Data excerpts:
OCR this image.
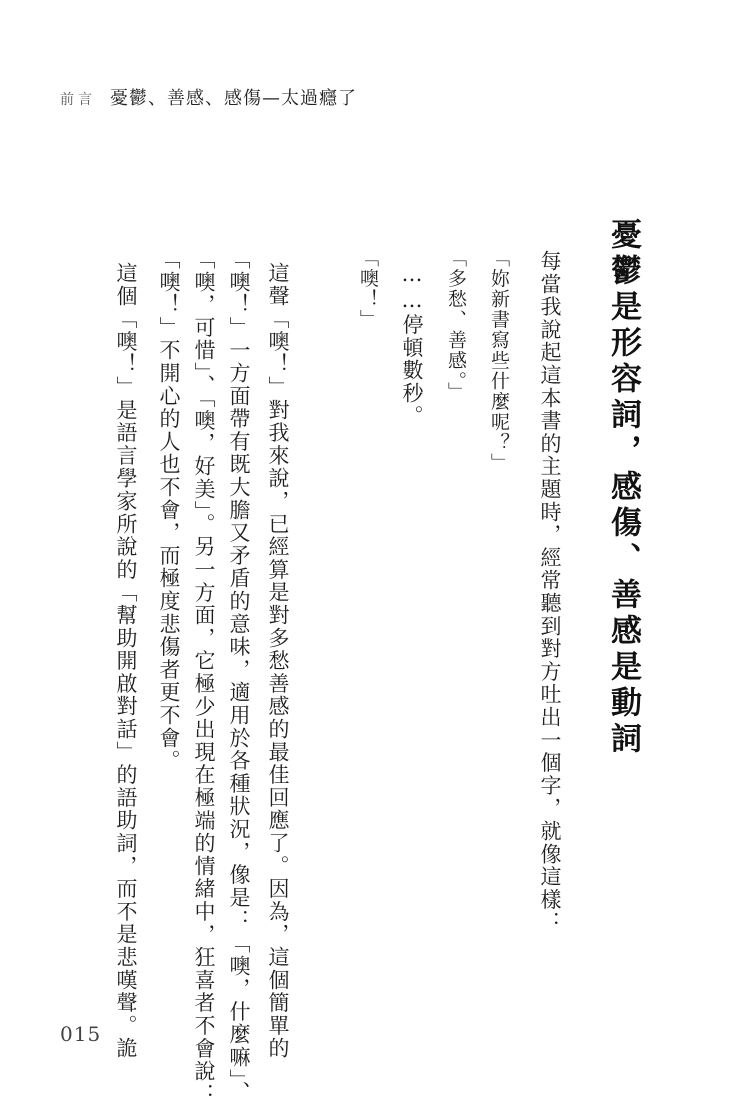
前言 憂鬱、善感、感傷—太過癮了
憂鬱是形容詞，感傷、善感是動詞

每當我說起這本書的主題時，經常聽到對方吐出一個字，就像這樣：

「妳新書寫些什麼呢？」

「多愁、善感。」

……停頓數秒。

「噢！」

這聲「噢！」對我來說，已經算是對多愁善感的最佳回應了。因為，這個簡單的

「噢！」一方面帶有既大膽又矛盾的意味，適用於各種狀況，像是：「噢，什麼嘛」、

「噢，可惜」、「噢，好美」。另一方面，它極少出現在極端的情緒中，狂喜者不會說：

「噢！」不開心的人也不會，而極度悲傷者更不會。

這個「噢！」是語言學家所說的「幫助開啟對話」的語助詞，而不是悲嘆聲。詭

015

◆ **PROMPT**:
Strip out the pictures and quote the remaining data word for word.

◆ **ANSWER IN FULL**:
OCR this image.
前言 憂鬱、善感、感傷—太過癮了
憂鬱是形容詞，感傷、善感是動詞

每當我說起這本書的主題時，經常聽到對方吐出一個字，就像這樣：

「妳新書寫些什麼呢？」

「多愁、善感。」

……停頓數秒。

「噢！」

這聲「噢！」對我來說，已經算是對多愁善感的最佳回應了。因為，這個簡單的

「噢！」一方面帶有既大膽又矛盾的意味，適用於各種狀況，像是：「噢，什麼嘛」、

「噢，可惜」、「噢，好美」。另一方面，它極少出現在極端的情緒中，狂喜者不會說：

「噢！」不開心的人也不會，而極度悲傷者更不會。

這個「噢！」是語言學家所說的「幫助開啟對話」的語助詞，而不是悲嘆聲。詭

015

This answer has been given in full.